* _Problem statement_
Reproduce the listing below without changes, except that pictures are left out.

* _Task input_
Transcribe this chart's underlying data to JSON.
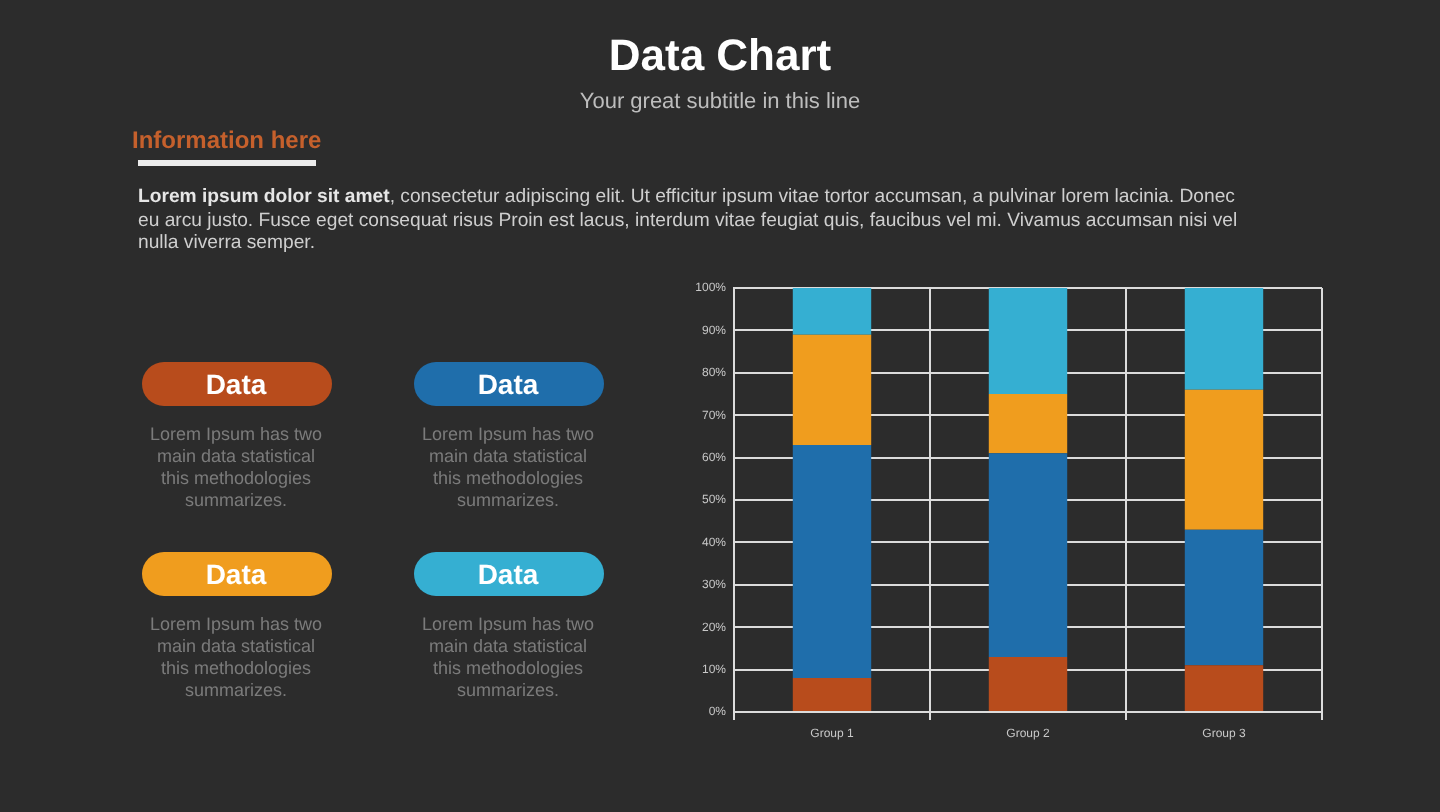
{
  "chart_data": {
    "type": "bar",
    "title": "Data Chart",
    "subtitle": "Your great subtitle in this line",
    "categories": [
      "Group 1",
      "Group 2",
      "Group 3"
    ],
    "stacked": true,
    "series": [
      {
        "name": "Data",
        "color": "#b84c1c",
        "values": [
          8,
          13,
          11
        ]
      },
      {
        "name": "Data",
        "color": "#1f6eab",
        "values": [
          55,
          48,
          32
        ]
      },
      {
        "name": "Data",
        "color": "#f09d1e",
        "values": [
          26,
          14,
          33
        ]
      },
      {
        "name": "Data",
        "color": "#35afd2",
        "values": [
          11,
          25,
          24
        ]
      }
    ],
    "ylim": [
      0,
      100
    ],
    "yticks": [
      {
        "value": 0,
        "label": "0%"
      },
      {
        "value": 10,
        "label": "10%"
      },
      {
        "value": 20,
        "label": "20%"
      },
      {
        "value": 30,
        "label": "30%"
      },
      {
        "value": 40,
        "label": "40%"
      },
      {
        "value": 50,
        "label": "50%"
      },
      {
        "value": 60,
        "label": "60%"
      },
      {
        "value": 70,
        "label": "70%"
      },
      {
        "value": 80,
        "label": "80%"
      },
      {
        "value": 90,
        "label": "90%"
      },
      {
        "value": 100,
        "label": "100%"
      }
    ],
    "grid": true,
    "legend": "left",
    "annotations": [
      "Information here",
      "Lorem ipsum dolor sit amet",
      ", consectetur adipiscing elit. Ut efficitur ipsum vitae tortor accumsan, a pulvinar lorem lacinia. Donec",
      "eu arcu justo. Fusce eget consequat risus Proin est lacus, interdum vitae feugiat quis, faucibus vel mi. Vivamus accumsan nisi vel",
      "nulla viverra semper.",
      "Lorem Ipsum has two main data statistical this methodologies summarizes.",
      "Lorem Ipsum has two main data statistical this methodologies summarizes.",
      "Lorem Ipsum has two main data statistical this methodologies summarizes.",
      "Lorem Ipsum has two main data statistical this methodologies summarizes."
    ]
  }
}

* _Worked answer_
Transcribe this chart's underlying data to JSON.
{
  "chart_data": {
    "type": "bar",
    "title": "Data Chart",
    "subtitle": "Your great subtitle in this line",
    "categories": [
      "Group 1",
      "Group 2",
      "Group 3"
    ],
    "stacked": true,
    "series": [
      {
        "name": "Data",
        "color": "#b84c1c",
        "values": [
          8,
          13,
          11
        ]
      },
      {
        "name": "Data",
        "color": "#1f6eab",
        "values": [
          55,
          48,
          32
        ]
      },
      {
        "name": "Data",
        "color": "#f09d1e",
        "values": [
          26,
          14,
          33
        ]
      },
      {
        "name": "Data",
        "color": "#35afd2",
        "values": [
          11,
          25,
          24
        ]
      }
    ],
    "ylim": [
      0,
      100
    ],
    "yticks": [
      {
        "value": 0,
        "label": "0%"
      },
      {
        "value": 10,
        "label": "10%"
      },
      {
        "value": 20,
        "label": "20%"
      },
      {
        "value": 30,
        "label": "30%"
      },
      {
        "value": 40,
        "label": "40%"
      },
      {
        "value": 50,
        "label": "50%"
      },
      {
        "value": 60,
        "label": "60%"
      },
      {
        "value": 70,
        "label": "70%"
      },
      {
        "value": 80,
        "label": "80%"
      },
      {
        "value": 90,
        "label": "90%"
      },
      {
        "value": 100,
        "label": "100%"
      }
    ],
    "grid": true,
    "legend": "left",
    "annotations": [
      "Information here",
      "Lorem ipsum dolor sit amet",
      ", consectetur adipiscing elit. Ut efficitur ipsum vitae tortor accumsan, a pulvinar lorem lacinia. Donec",
      "eu arcu justo. Fusce eget consequat risus Proin est lacus, interdum vitae feugiat quis, faucibus vel mi. Vivamus accumsan nisi vel",
      "nulla viverra semper.",
      "Lorem Ipsum has two main data statistical this methodologies summarizes.",
      "Lorem Ipsum has two main data statistical this methodologies summarizes.",
      "Lorem Ipsum has two main data statistical this methodologies summarizes.",
      "Lorem Ipsum has two main data statistical this methodologies summarizes."
    ]
  }
}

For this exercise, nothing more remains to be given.